>> Start Raw data

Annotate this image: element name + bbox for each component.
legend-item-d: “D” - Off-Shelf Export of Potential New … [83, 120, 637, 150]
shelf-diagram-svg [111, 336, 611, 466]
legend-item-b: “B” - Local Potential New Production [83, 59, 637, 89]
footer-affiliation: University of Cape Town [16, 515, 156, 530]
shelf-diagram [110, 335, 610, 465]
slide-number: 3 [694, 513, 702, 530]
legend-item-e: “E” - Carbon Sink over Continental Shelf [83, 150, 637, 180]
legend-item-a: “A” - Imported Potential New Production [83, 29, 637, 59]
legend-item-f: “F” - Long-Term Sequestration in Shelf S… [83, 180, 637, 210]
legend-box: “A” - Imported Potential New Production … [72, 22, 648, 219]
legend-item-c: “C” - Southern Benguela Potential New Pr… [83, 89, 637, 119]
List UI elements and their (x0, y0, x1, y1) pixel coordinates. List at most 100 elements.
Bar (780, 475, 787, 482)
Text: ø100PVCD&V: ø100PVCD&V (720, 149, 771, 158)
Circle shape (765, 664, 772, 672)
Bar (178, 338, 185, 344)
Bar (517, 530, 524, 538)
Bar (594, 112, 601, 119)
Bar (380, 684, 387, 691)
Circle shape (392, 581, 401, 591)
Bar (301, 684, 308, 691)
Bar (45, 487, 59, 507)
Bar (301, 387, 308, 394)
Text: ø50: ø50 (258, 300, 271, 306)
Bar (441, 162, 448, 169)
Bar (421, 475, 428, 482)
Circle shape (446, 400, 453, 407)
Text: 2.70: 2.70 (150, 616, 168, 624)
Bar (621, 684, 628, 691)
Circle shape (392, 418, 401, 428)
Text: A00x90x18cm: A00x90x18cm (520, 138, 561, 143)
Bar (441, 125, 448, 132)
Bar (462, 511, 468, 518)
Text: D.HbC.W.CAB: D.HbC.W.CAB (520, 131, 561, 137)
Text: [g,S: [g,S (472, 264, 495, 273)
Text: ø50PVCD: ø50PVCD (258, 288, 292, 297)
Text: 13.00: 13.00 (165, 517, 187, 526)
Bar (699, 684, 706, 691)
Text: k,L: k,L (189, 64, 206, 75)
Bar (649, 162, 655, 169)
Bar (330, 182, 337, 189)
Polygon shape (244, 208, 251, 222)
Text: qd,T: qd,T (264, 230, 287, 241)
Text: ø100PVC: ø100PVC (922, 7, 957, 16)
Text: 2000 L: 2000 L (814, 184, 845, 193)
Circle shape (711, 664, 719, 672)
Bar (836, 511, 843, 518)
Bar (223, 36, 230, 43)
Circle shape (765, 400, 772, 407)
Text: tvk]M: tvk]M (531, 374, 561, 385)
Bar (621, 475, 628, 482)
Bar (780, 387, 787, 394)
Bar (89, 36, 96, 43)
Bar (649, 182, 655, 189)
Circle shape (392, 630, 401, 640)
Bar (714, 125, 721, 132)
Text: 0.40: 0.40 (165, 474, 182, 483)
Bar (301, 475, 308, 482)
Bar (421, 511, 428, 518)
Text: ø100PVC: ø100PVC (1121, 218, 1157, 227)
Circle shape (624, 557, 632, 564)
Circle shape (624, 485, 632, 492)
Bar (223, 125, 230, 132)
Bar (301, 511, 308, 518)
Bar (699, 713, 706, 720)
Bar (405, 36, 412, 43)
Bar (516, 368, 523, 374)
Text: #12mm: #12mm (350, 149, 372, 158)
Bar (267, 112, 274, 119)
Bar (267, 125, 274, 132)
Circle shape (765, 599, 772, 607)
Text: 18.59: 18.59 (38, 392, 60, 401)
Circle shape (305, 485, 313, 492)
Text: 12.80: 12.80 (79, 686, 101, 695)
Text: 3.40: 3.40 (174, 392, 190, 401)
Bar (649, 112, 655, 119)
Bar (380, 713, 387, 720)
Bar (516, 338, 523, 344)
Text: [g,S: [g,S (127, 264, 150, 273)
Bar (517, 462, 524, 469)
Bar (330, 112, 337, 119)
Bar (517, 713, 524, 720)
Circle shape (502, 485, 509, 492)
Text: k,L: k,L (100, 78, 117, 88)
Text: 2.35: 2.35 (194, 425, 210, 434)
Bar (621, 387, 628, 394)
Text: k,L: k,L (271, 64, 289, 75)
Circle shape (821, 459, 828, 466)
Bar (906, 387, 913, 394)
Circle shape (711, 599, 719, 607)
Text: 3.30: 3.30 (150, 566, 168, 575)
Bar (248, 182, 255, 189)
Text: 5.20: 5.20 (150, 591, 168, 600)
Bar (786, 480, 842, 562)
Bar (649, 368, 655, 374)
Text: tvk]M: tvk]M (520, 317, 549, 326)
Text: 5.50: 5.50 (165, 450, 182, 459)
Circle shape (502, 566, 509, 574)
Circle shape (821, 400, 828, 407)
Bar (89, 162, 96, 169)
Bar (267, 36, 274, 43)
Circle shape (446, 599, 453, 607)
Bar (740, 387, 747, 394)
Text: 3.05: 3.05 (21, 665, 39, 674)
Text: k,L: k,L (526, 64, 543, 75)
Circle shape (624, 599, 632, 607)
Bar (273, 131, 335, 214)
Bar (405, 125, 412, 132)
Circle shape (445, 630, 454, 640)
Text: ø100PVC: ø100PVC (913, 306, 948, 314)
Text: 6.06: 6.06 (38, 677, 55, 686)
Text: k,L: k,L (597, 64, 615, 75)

>> End Raw data

Exercise
Repeat this listing line for line, with no changes.

Completed task
Annotate this image: element name + bbox for each component.
legend-item-d: “D” - Off-Shelf Export of Potential New … [83, 120, 637, 150]
shelf-diagram-svg [111, 336, 611, 466]
legend-item-b: “B” - Local Potential New Production [83, 59, 637, 89]
footer-affiliation: University of Cape Town [16, 515, 156, 530]
shelf-diagram [110, 335, 610, 465]
slide-number: 3 [694, 513, 702, 530]
legend-item-e: “E” - Carbon Sink over Continental Shelf [83, 150, 637, 180]
legend-item-a: “A” - Imported Potential New Production [83, 29, 637, 59]
legend-item-f: “F” - Long-Term Sequestration in Shelf S… [83, 180, 637, 210]
legend-box: “A” - Imported Potential New Production … [72, 22, 648, 219]
legend-item-c: “C” - Southern Benguela Potential New Pr… [83, 89, 637, 119]
List UI elements and their (x0, y0, x1, y1) pixel coordinates. List at most 100 elements.
Bar (780, 475, 787, 482)
Text: ø100PVCD&V: ø100PVCD&V (720, 149, 771, 158)
Circle shape (765, 664, 772, 672)
Bar (178, 338, 185, 344)
Bar (517, 530, 524, 538)
Bar (594, 112, 601, 119)
Bar (380, 684, 387, 691)
Circle shape (392, 581, 401, 591)
Bar (301, 684, 308, 691)
Bar (45, 487, 59, 507)
Bar (301, 387, 308, 394)
Text: ø50: ø50 (258, 300, 271, 306)
Bar (441, 162, 448, 169)
Bar (421, 475, 428, 482)
Circle shape (446, 400, 453, 407)
Text: 2.70: 2.70 (150, 616, 168, 624)
Bar (621, 684, 628, 691)
Circle shape (392, 418, 401, 428)
Text: A00x90x18cm: A00x90x18cm (520, 138, 561, 143)
Bar (441, 125, 448, 132)
Bar (462, 511, 468, 518)
Text: D.HbC.W.CAB: D.HbC.W.CAB (520, 131, 561, 137)
Text: [g,S: [g,S (472, 264, 495, 273)
Text: ø50PVCD: ø50PVCD (258, 288, 292, 297)
Text: 13.00: 13.00 (165, 517, 187, 526)
Bar (699, 684, 706, 691)
Text: k,L: k,L (189, 64, 206, 75)
Bar (649, 162, 655, 169)
Bar (330, 182, 337, 189)
Polygon shape (244, 208, 251, 222)
Text: qd,T: qd,T (264, 230, 287, 241)
Text: ø100PVC: ø100PVC (922, 7, 957, 16)
Text: 2000 L: 2000 L (814, 184, 845, 193)
Circle shape (711, 664, 719, 672)
Bar (836, 511, 843, 518)
Bar (223, 36, 230, 43)
Circle shape (765, 400, 772, 407)
Text: tvk]M: tvk]M (531, 374, 561, 385)
Bar (621, 475, 628, 482)
Bar (780, 387, 787, 394)
Bar (89, 36, 96, 43)
Bar (649, 182, 655, 189)
Circle shape (392, 630, 401, 640)
Bar (714, 125, 721, 132)
Text: 0.40: 0.40 (165, 474, 182, 483)
Bar (301, 475, 308, 482)
Bar (421, 511, 428, 518)
Text: ø100PVC: ø100PVC (1121, 218, 1157, 227)
Circle shape (624, 557, 632, 564)
Circle shape (624, 485, 632, 492)
Bar (223, 125, 230, 132)
Bar (301, 511, 308, 518)
Bar (699, 713, 706, 720)
Bar (405, 36, 412, 43)
Bar (516, 368, 523, 374)
Text: #12mm: #12mm (350, 149, 372, 158)
Bar (267, 112, 274, 119)
Bar (267, 125, 274, 132)
Circle shape (765, 599, 772, 607)
Text: 18.59: 18.59 (38, 392, 60, 401)
Circle shape (305, 485, 313, 492)
Text: 12.80: 12.80 (79, 686, 101, 695)
Text: 3.40: 3.40 (174, 392, 190, 401)
Bar (649, 112, 655, 119)
Bar (380, 713, 387, 720)
Bar (516, 338, 523, 344)
Text: [g,S: [g,S (127, 264, 150, 273)
Bar (517, 462, 524, 469)
Bar (330, 112, 337, 119)
Bar (517, 713, 524, 720)
Circle shape (502, 485, 509, 492)
Text: k,L: k,L (100, 78, 117, 88)
Text: 2.35: 2.35 (194, 425, 210, 434)
Bar (621, 387, 628, 394)
Text: k,L: k,L (271, 64, 289, 75)
Circle shape (821, 459, 828, 466)
Bar (906, 387, 913, 394)
Circle shape (711, 599, 719, 607)
Text: 3.30: 3.30 (150, 566, 168, 575)
Bar (248, 182, 255, 189)
Text: 5.20: 5.20 (150, 591, 168, 600)
Bar (786, 480, 842, 562)
Bar (649, 368, 655, 374)
Text: tvk]M: tvk]M (520, 317, 549, 326)
Text: 5.50: 5.50 (165, 450, 182, 459)
Circle shape (502, 566, 509, 574)
Circle shape (821, 400, 828, 407)
Bar (89, 162, 96, 169)
Bar (267, 36, 274, 43)
Circle shape (446, 599, 453, 607)
Bar (740, 387, 747, 394)
Text: 3.05: 3.05 (21, 665, 39, 674)
Text: k,L: k,L (526, 64, 543, 75)
Circle shape (624, 599, 632, 607)
Bar (273, 131, 335, 214)
Bar (405, 125, 412, 132)
Circle shape (445, 630, 454, 640)
Text: ø100PVC: ø100PVC (913, 306, 948, 314)
Text: 6.06: 6.06 (38, 677, 55, 686)
Text: k,L: k,L (597, 64, 615, 75)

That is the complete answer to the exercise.